Task instructions:
Without the pictures, repeat the listing character for character.

Excerpted data:

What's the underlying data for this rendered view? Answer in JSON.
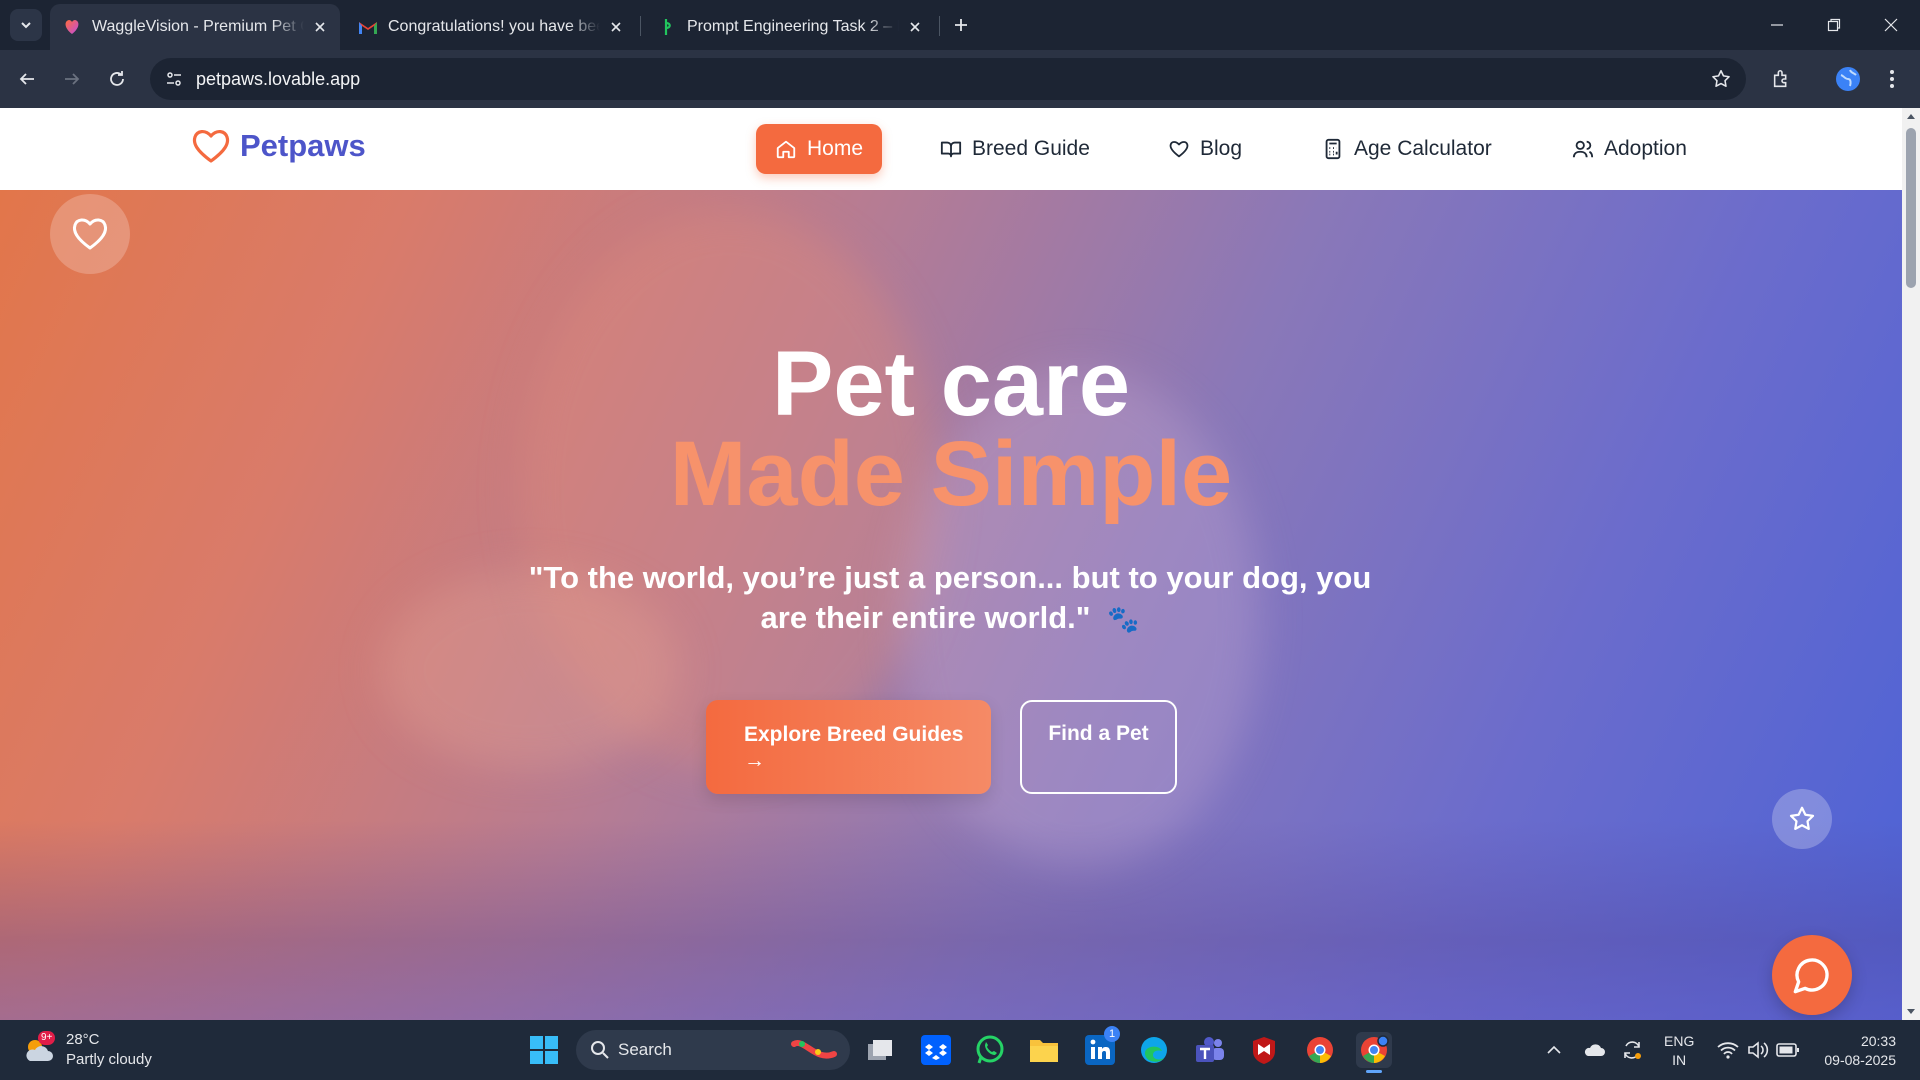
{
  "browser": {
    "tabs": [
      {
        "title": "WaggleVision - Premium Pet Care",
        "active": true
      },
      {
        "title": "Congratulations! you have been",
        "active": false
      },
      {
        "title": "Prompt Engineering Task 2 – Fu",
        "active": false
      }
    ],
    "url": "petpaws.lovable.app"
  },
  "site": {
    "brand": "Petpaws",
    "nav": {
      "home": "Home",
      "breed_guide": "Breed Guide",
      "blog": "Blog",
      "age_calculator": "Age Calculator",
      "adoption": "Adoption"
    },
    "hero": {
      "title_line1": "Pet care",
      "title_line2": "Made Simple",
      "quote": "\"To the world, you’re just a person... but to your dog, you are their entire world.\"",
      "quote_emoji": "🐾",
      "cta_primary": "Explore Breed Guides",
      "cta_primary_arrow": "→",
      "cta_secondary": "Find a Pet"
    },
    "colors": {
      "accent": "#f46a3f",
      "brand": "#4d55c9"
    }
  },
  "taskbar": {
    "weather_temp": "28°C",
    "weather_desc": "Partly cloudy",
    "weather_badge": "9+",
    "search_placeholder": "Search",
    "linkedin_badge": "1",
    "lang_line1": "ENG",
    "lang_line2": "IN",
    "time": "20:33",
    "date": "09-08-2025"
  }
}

Response to this task:
What's the underlying data for this rendered view? Answer in JSON.
{
  "browser": {
    "tabs": [
      {
        "title": "WaggleVision - Premium Pet Care",
        "active": true
      },
      {
        "title": "Congratulations! you have been",
        "active": false
      },
      {
        "title": "Prompt Engineering Task 2 – Fu",
        "active": false
      }
    ],
    "url": "petpaws.lovable.app"
  },
  "site": {
    "brand": "Petpaws",
    "nav": {
      "home": "Home",
      "breed_guide": "Breed Guide",
      "blog": "Blog",
      "age_calculator": "Age Calculator",
      "adoption": "Adoption"
    },
    "hero": {
      "title_line1": "Pet care",
      "title_line2": "Made Simple",
      "quote": "\"To the world, you’re just a person... but to your dog, you are their entire world.\"",
      "quote_emoji": "🐾",
      "cta_primary": "Explore Breed Guides",
      "cta_primary_arrow": "→",
      "cta_secondary": "Find a Pet"
    },
    "colors": {
      "accent": "#f46a3f",
      "brand": "#4d55c9"
    }
  },
  "taskbar": {
    "weather_temp": "28°C",
    "weather_desc": "Partly cloudy",
    "weather_badge": "9+",
    "search_placeholder": "Search",
    "linkedin_badge": "1",
    "lang_line1": "ENG",
    "lang_line2": "IN",
    "time": "20:33",
    "date": "09-08-2025"
  }
}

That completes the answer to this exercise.